**Excerpt provided**
>>>>>

Cyber Security

Increase in cybercrime and Business Email Compromise – Who bears the risk?

Cybercrime is on the rise with criminals becoming more sophisticated and creative in their attacks. Organisations and individuals should be hyper-vigilant given the prevalence of these attacks. In the case of a successful attack, who will bear the responsibility and liability for damage incurred? The matter of Hawarden v Edward Nathan Sonnenberg Inc and subsequent appeal, Edward Nathan Sonnenberg Inc v Hawarden, addressed this question.

Background and High Court Ruling

Ms Hawarden purchased a property for the sum of R6 million. She was then contacted per email by the estate agency who attended to the sale of the property, Pam Golding Properties (Pty) Ltd (PGP), advising her to deposit R500 000 into its trust account as required by the contract of sale. The email warned Ms Hawarden of the risk of cybercrime and advised her to call the agency to verify their banking details telephonically. Ms Hawarden accordingly verified the banking details and thereafter made payment.

Upon receipt of the deposit, Edward Nathan Sonnenberg Inc. (ENS) received instruction from the seller to attend to the transfer of the property. Subsequently, a secretary in the employ of ENS forwarded a letter to Ms Hawarden per email containing guarantee requirements in respect of the balance of R5.5 million and the correct banking details of ENS. However, this email was intercepted by a cybercriminal who altered the banking details and caused the payment of R5.5 million to be diverted to his/her account. As such, ENS never received the balance of the purchase price.

At no point did Ms Hawarden verify the banking details of ENS (as she did with PGP before paying the deposit) despite being in telephonic contact with the firm on various occasions.

During trial, Ms Hawarden presented evidence which showed that ENS was aware of the risks of Business Email Compromise (BEC) and cybercrime and that it had failed to warn Ms Hawarden about the relevant risks and failed to advise her to take the necessary precautions. She held that ENS has control over how it conveyed is banking details and should have used more secure methods rather than email.

ENS denied any wrongful and negligent conduct and denied causation. In the alternative, ENS pleaded that Ms Hawarden was contributorily negligent in that she failed to exercise reasonable care to verify banking details.

<<<<<

Continue the article on the Hawarden cybercrime case from where it stops.

**Provided data**
>>>>>

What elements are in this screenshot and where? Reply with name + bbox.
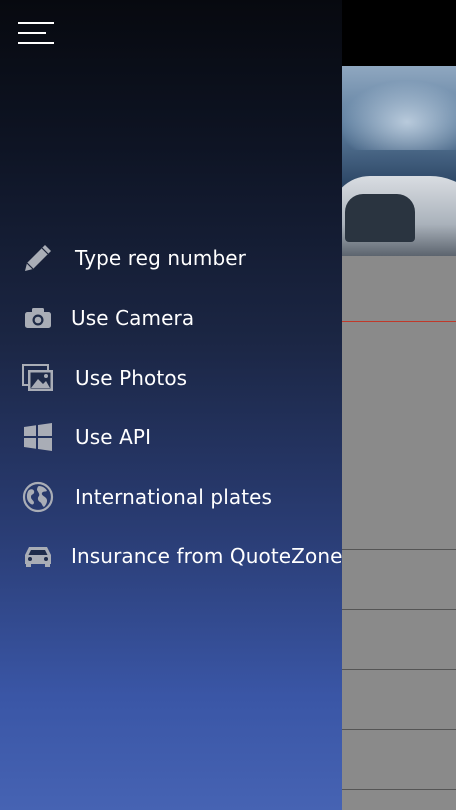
hamburger-line <box>18 22 54 24</box>
menu-item-label: Use API <box>75 425 152 449</box>
photos-icon <box>22 362 54 394</box>
camera-icon <box>22 302 54 334</box>
menu-item-label: International plates <box>75 485 273 509</box>
menu-item-use-camera[interactable]: Use Camera <box>0 290 342 346</box>
menu-item-label: Insurance from QuoteZone <box>71 544 343 568</box>
menu-item-international-plates[interactable]: International plates <box>0 469 342 525</box>
menu-item-label: Type reg number <box>75 246 246 270</box>
hamburger-line <box>18 42 54 44</box>
hero-clouds <box>342 80 456 150</box>
list-divider <box>342 669 456 670</box>
hero-car-window <box>345 194 415 242</box>
hamburger-menu-button[interactable] <box>18 20 56 46</box>
list-divider <box>342 609 456 610</box>
navigation-drawer: Type reg number Use Camera Use Photos Us… <box>0 0 342 810</box>
hamburger-line <box>18 32 46 34</box>
globe-icon <box>22 481 54 513</box>
input-underline <box>342 321 456 322</box>
menu-item-label: Use Photos <box>75 366 188 390</box>
menu-item-use-photos[interactable]: Use Photos <box>0 350 342 406</box>
menu-item-insurance-quotezone[interactable]: Insurance from QuoteZone <box>0 528 342 584</box>
pencil-icon <box>22 242 54 274</box>
menu-item-type-reg-number[interactable]: Type reg number <box>0 230 342 286</box>
list-divider <box>342 549 456 550</box>
menu-item-label: Use Camera <box>71 306 195 330</box>
menu-item-use-api[interactable]: Use API <box>0 409 342 465</box>
list-divider <box>342 729 456 730</box>
windows-logo-icon <box>22 421 54 453</box>
car-icon <box>22 540 54 572</box>
list-divider <box>342 789 456 790</box>
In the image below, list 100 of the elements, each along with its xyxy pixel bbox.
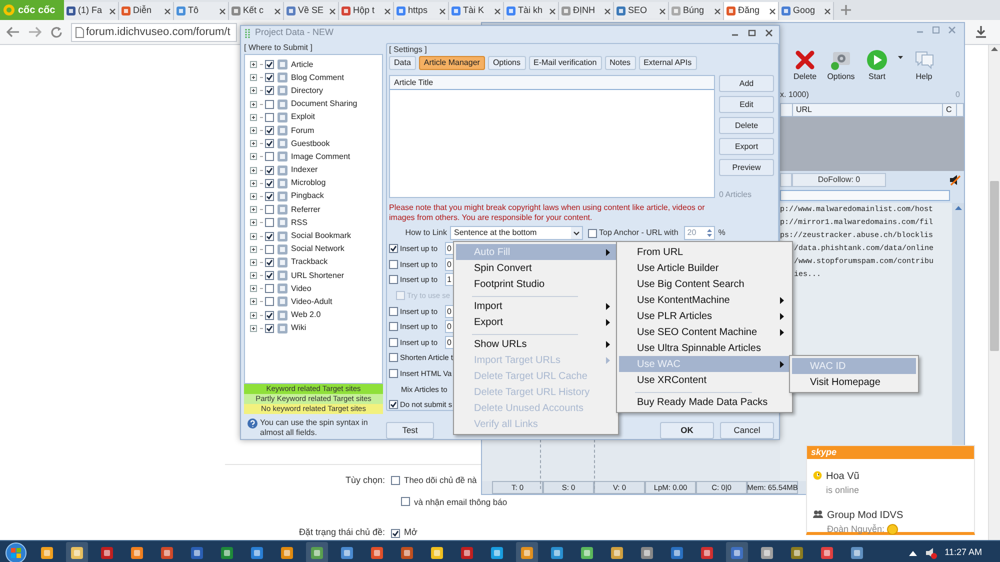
expand-icon[interactable]	[250, 272, 257, 280]
dropdown[interactable]: Sentence at the bottom	[450, 226, 583, 240]
download-icon[interactable]	[974, 25, 988, 39]
menu-item[interactable]: Use SEO Content Machine	[619, 324, 790, 340]
reload-icon[interactable]	[50, 26, 63, 38]
tab[interactable]: Data	[389, 56, 416, 70]
expand-icon[interactable]	[250, 74, 257, 82]
close-icon[interactable]	[659, 8, 666, 14]
expand-icon[interactable]	[250, 246, 257, 253]
checkbox[interactable]	[389, 244, 398, 254]
tab[interactable]: Notes	[604, 56, 636, 70]
checkbox[interactable]	[265, 205, 274, 214]
browser-tab[interactable]: (1) Fa	[64, 2, 119, 20]
caret-icon[interactable]	[898, 56, 903, 59]
checkbox[interactable]	[265, 178, 274, 188]
expand-icon[interactable]	[250, 100, 257, 108]
menu-item[interactable]: Buy Ready Made Data Packs	[619, 394, 790, 410]
column-header[interactable]: C	[943, 104, 957, 116]
expand-icon[interactable]	[250, 324, 257, 332]
browser-tab[interactable]: Hộp t	[339, 2, 394, 20]
toolbar-button[interactable]: Help	[909, 49, 939, 83]
new-tab-icon[interactable]	[840, 4, 852, 16]
menu-item[interactable]: Use Ultra Spinnable Articles	[619, 340, 790, 356]
close-icon[interactable]	[439, 8, 446, 14]
back-icon[interactable]	[6, 26, 20, 38]
menu-item[interactable]: Use KontentMachine	[619, 292, 790, 308]
browser-tab[interactable]: ĐỊNH	[559, 2, 614, 20]
checkbox[interactable]	[265, 73, 274, 82]
checkbox[interactable]	[265, 100, 274, 109]
browser-tab[interactable]: Về SE	[284, 2, 339, 20]
checkbox[interactable]	[265, 139, 274, 148]
browser-tab[interactable]: Tài kh	[504, 2, 559, 20]
close-icon[interactable]	[109, 8, 116, 14]
expand-icon[interactable]	[250, 140, 257, 148]
browser-tab[interactable]: Búng	[669, 2, 724, 20]
number-field[interactable]: 1	[445, 273, 453, 286]
menu-item[interactable]: Use PLR Articles	[619, 308, 790, 324]
expand-icon[interactable]	[250, 180, 257, 187]
close-icon[interactable]	[824, 8, 831, 14]
checkbox[interactable]	[389, 338, 398, 347]
menu-item[interactable]: Use XRContent	[619, 372, 790, 388]
checkbox[interactable]	[265, 86, 274, 96]
checkbox[interactable]	[265, 166, 274, 175]
checkbox[interactable]	[588, 228, 597, 238]
tab[interactable]: External APIs	[638, 56, 697, 70]
checkbox[interactable]	[265, 192, 274, 201]
checkbox[interactable]	[265, 218, 274, 228]
expand-icon[interactable]	[250, 206, 257, 214]
taskbar-button[interactable]	[306, 542, 328, 562]
volume-icon[interactable]	[924, 546, 937, 559]
expand-icon[interactable]	[250, 232, 257, 240]
checkbox[interactable]	[265, 126, 274, 136]
checkbox[interactable]	[389, 275, 398, 284]
close-icon[interactable]	[549, 8, 556, 14]
button[interactable]: Preview	[719, 159, 774, 176]
toolbar-button[interactable]: Options	[826, 49, 856, 83]
close-icon[interactable]	[219, 8, 226, 14]
contact-item[interactable]: Group Mod IDVS Đoàn Nguyễn:	[813, 508, 974, 536]
menu-item[interactable]: Use Big Content Search	[619, 276, 790, 292]
number-field[interactable]: 0	[445, 242, 453, 256]
checkbox[interactable]	[391, 528, 400, 538]
expand-icon[interactable]	[250, 258, 257, 266]
scroll-up-icon[interactable]	[954, 206, 962, 210]
browser-tab[interactable]: Diễn	[119, 2, 174, 20]
menu-item[interactable]: Import	[456, 298, 616, 314]
taskbar-button[interactable]	[66, 542, 88, 562]
expand-icon[interactable]	[250, 219, 257, 226]
checkbox[interactable]	[265, 152, 274, 162]
clock[interactable]: 11:27 AM	[944, 546, 982, 560]
expand-icon[interactable]	[250, 298, 257, 306]
close-icon[interactable]	[604, 8, 611, 14]
start-button[interactable]	[4, 542, 28, 562]
column-header[interactable]: Article Title	[390, 76, 714, 90]
button[interactable]: Test	[386, 422, 434, 439]
button[interactable]: Export	[719, 138, 774, 155]
browser-tab[interactable]: Kết c	[229, 2, 284, 20]
checkbox[interactable]	[389, 400, 398, 410]
expand-icon[interactable]	[250, 127, 257, 134]
button[interactable]: Cancel	[720, 422, 774, 439]
taskbar-button[interactable]	[516, 542, 538, 562]
checkbox[interactable]	[265, 310, 274, 320]
browser-tab[interactable]: Tô	[174, 2, 229, 20]
browser-tab[interactable]: Goog	[779, 2, 834, 20]
tray-expand-icon[interactable]	[908, 550, 917, 556]
close-icon[interactable]	[769, 8, 776, 14]
number-field[interactable]: 0	[445, 336, 453, 349]
close-icon[interactable]	[274, 8, 281, 14]
tab[interactable]: Article Manager	[418, 56, 485, 70]
button[interactable]: Delete	[719, 117, 774, 134]
close-icon[interactable]	[714, 8, 721, 14]
scroll-up-icon[interactable]	[991, 47, 998, 51]
button[interactable]: Add	[719, 75, 774, 92]
browser-tab[interactable]: https	[394, 2, 449, 20]
mute-icon[interactable]	[949, 174, 961, 186]
close-icon[interactable]	[494, 8, 501, 14]
toolbar-button[interactable]: Delete	[790, 49, 820, 83]
checkbox[interactable]	[265, 112, 274, 122]
browser-tab[interactable]: SEO	[614, 2, 669, 20]
menu-item[interactable]: Use Article Builder	[619, 260, 790, 276]
column-header[interactable]: URL	[793, 104, 943, 116]
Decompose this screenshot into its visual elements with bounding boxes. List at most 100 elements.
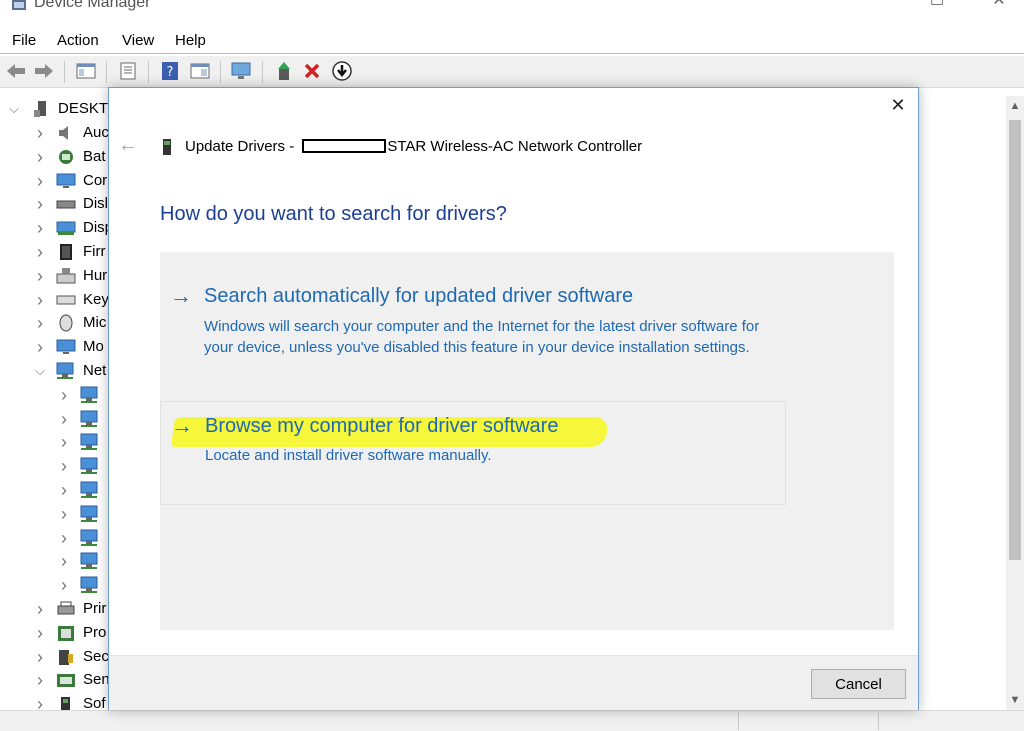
device-manager-icon: [12, 0, 26, 10]
menu-file[interactable]: File: [12, 32, 36, 49]
tree-item[interactable]: › Prir: [0, 598, 110, 620]
network-adapter-item[interactable]: ›: [0, 455, 110, 477]
tree-item[interactable]: › Cor: [0, 170, 110, 192]
chevron-right-icon[interactable]: ›: [34, 265, 46, 287]
chevron-right-icon[interactable]: ›: [34, 312, 46, 334]
scan-hardware-changes-icon[interactable]: [229, 59, 253, 83]
monitor-icon: [56, 339, 76, 355]
network-adapter-item[interactable]: ›: [0, 479, 110, 501]
tree-item[interactable]: › Sen: [0, 669, 110, 691]
tree-item-label: Sof: [83, 695, 106, 710]
toolbar-separator: [220, 61, 221, 83]
uninstall-device-icon[interactable]: [300, 59, 324, 83]
toolbar-separator: [148, 61, 149, 83]
tree-item[interactable]: ⌵ Net: [0, 360, 110, 382]
scroll-up-icon[interactable]: ▲: [1006, 96, 1024, 116]
chevron-right-icon[interactable]: ›: [34, 669, 46, 691]
network-adapter-icon: [80, 410, 98, 427]
network-adapter-item[interactable]: ›: [0, 527, 110, 549]
menu-view[interactable]: View: [122, 32, 154, 49]
disk-drive-icon: [56, 200, 76, 209]
chevron-right-icon[interactable]: ›: [34, 193, 46, 215]
window-title: Device Manager: [34, 0, 151, 11]
option-title[interactable]: Browse my computer for driver software: [205, 415, 558, 438]
redaction-box: [302, 139, 387, 153]
chevron-right-icon[interactable]: ›: [58, 431, 70, 453]
chevron-right-icon[interactable]: ›: [34, 646, 46, 668]
chevron-down-icon[interactable]: ⌵: [34, 360, 46, 382]
network-adapter-item[interactable]: ›: [0, 408, 110, 430]
maximize-button[interactable]: ☐: [914, 0, 960, 14]
tree-item-label: Net: [83, 362, 107, 379]
chevron-right-icon[interactable]: ›: [58, 455, 70, 477]
firmware-chip-icon: [60, 244, 72, 260]
tree-item[interactable]: › Disl: [0, 193, 110, 215]
chevron-right-icon[interactable]: ›: [58, 527, 70, 549]
chevron-right-icon[interactable]: ›: [34, 122, 46, 144]
option-title[interactable]: Search automatically for updated driver …: [204, 285, 633, 308]
network-adapter-item[interactable]: ›: [0, 503, 110, 525]
dialog-title: Update Drivers - STAR Wireless-AC Networ…: [185, 138, 642, 155]
chevron-right-icon[interactable]: ›: [58, 384, 70, 406]
printer-icon: [57, 601, 75, 615]
tree-item[interactable]: › Firr: [0, 241, 110, 263]
chevron-right-icon[interactable]: ›: [58, 479, 70, 501]
chevron-right-icon[interactable]: ›: [34, 146, 46, 168]
update-driver-icon[interactable]: [272, 59, 296, 83]
enable-device-icon[interactable]: [330, 59, 354, 83]
network-adapter-item[interactable]: ›: [0, 574, 110, 596]
tree-item[interactable]: › Sof: [0, 693, 110, 710]
chevron-right-icon[interactable]: ›: [34, 336, 46, 358]
chevron-right-icon[interactable]: ›: [34, 289, 46, 311]
tree-item[interactable]: › Key: [0, 289, 110, 311]
chevron-right-icon[interactable]: ›: [34, 693, 46, 710]
chevron-right-icon[interactable]: ›: [58, 550, 70, 572]
scrollbar-thumb[interactable]: [1009, 120, 1021, 560]
tree-item-label: Firr: [83, 243, 106, 260]
show-hide-console-tree-icon[interactable]: [74, 59, 98, 83]
network-adapter-item[interactable]: ›: [0, 550, 110, 572]
chevron-right-icon[interactable]: ›: [34, 622, 46, 644]
menu-help[interactable]: Help: [175, 32, 206, 49]
option-description: Windows will search your computer and th…: [204, 318, 760, 356]
back-arrow-icon[interactable]: ←: [118, 134, 140, 156]
tree-item[interactable]: › Mo: [0, 336, 110, 358]
close-window-button[interactable]: ✕: [976, 0, 1022, 14]
tree-item[interactable]: › Disp: [0, 217, 113, 239]
properties-icon[interactable]: [116, 59, 140, 83]
tree-item-label: Mo: [83, 338, 104, 356]
option-description: Locate and install driver software manua…: [205, 447, 492, 464]
dialog-close-button[interactable]: ✕: [885, 92, 911, 118]
chevron-right-icon[interactable]: ›: [58, 574, 70, 596]
tree-item[interactable]: › Sec: [0, 646, 110, 668]
chevron-right-icon[interactable]: ›: [58, 503, 70, 525]
tree-item[interactable]: › Hur: [0, 265, 110, 287]
back-arrow-icon[interactable]: [4, 59, 28, 83]
minimize-button[interactable]: —: [852, 0, 898, 14]
chevron-right-icon[interactable]: ›: [34, 241, 46, 263]
scroll-down-icon[interactable]: ▼: [1006, 690, 1024, 710]
search-automatically-option[interactable]: → Search automatically for updated drive…: [160, 276, 786, 391]
menu-action[interactable]: Action: [57, 32, 99, 49]
chevron-right-icon[interactable]: ›: [34, 598, 46, 620]
help-icon[interactable]: ?: [158, 59, 182, 83]
browse-computer-option[interactable]: → Browse my computer for driver software…: [160, 401, 786, 505]
chevron-down-icon[interactable]: ⌵: [8, 98, 20, 120]
cancel-button[interactable]: Cancel: [811, 669, 906, 699]
arrow-right-icon: →: [170, 283, 192, 308]
chevron-right-icon[interactable]: ›: [34, 217, 46, 239]
tree-root[interactable]: ⌵ DESKTO: [0, 98, 119, 120]
network-adapter-item[interactable]: ›: [0, 384, 110, 406]
chevron-right-icon[interactable]: ›: [58, 408, 70, 430]
tree-item[interactable]: › Mic: [0, 312, 110, 334]
network-adapter-icon: [80, 529, 98, 546]
action-pane-icon[interactable]: [188, 59, 212, 83]
chevron-right-icon[interactable]: ›: [34, 170, 46, 192]
tree-item[interactable]: › Pro: [0, 622, 110, 644]
forward-arrow-icon[interactable]: [32, 59, 56, 83]
tree-item[interactable]: › Bat: [0, 146, 110, 168]
tree-item[interactable]: › Auc: [0, 122, 110, 144]
vertical-scrollbar[interactable]: ▲ ▼: [1006, 96, 1024, 710]
menu-bar: File Action View Help: [0, 28, 1024, 54]
network-adapter-item[interactable]: ›: [0, 431, 110, 453]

<<<<<

**Response to the task**
The Court held that a duty of care exists between a purchaser and conveyancing attorneys to prevent harm resulting from cybercrime. It was further held, that as experienced conveyancers, ENS understood the inherent risks in conveyancing transactions and the dangers of BEC. The risk of BEC was foreseeable and ENS had a duty to protect Ms Hawarden from such harm. It was held that ENS’s failure to do so, was negligent.

The court determined that ENS was the proximate cause of Ms Hawarden’s loss as it was responsible for the accuracy of its banking details and the secure transmission thereof. Had it not been for the negligent transmission of banking details and ENS’s failure to inform Ms Hawarden about the risks and prevalence of BEC, Ms Hawarden would not have suffered the loss.

Ms Hawarden’s claim was therefore upheld.

On appeal

The issue to be dealt with is whether wrongfulness has been established as an element for a delictual claim arising out of an omission which caused pure economic loss.

Conduct causing pure economic loss is not prima facie wrongful. In order to succeed with a claim based on pure economic loss flowing from an omission, it must be shown that policy considerations require that the plaintiff be compensated by the defendant for loss suffered.

The following test is applied in order to determine wrongfulness:

  • Would it be reasonable to impose a liability on the defendant for damages; and
  • What is reasonable, would in turn depend on considerations of public and legal policy in accordance with constitutional norms.

Our law does not generally hold persons liable for loss caused to others by omission unless a legal duty exists to prevent harm/loss. Whether a legal duty exists, involves criteria of public and legal policy.

At the time of Ms Hawarden’s loss, no contractual relationship existed between her and ENS. The loss occurred as result of compromise of Ms Hawarden’s email account, and not that of ENS. She had been warned by PGP about the risk and heeded the warning in respect of payment of the deposit, but did not take the same precaution when making payment to ENS when she could have easily confirmed banking details with ENS.

A finding that ENS’ failure to warn Ms Hawarden attracts liability would have serious implications for all creditors who send their bank details by email to their debtors. The reasoning of the high court judgment that all creditors in the position of ENS owe a legal duty to their debtors to protect them from the possibility of their accounts being compromised, is irrational.  The effect of the judgment of the high court is to require creditors to protect their debtors against the risk of interception of their payments. The high court should have declined to extend liability in this case because of the real danger of indeterminate liability.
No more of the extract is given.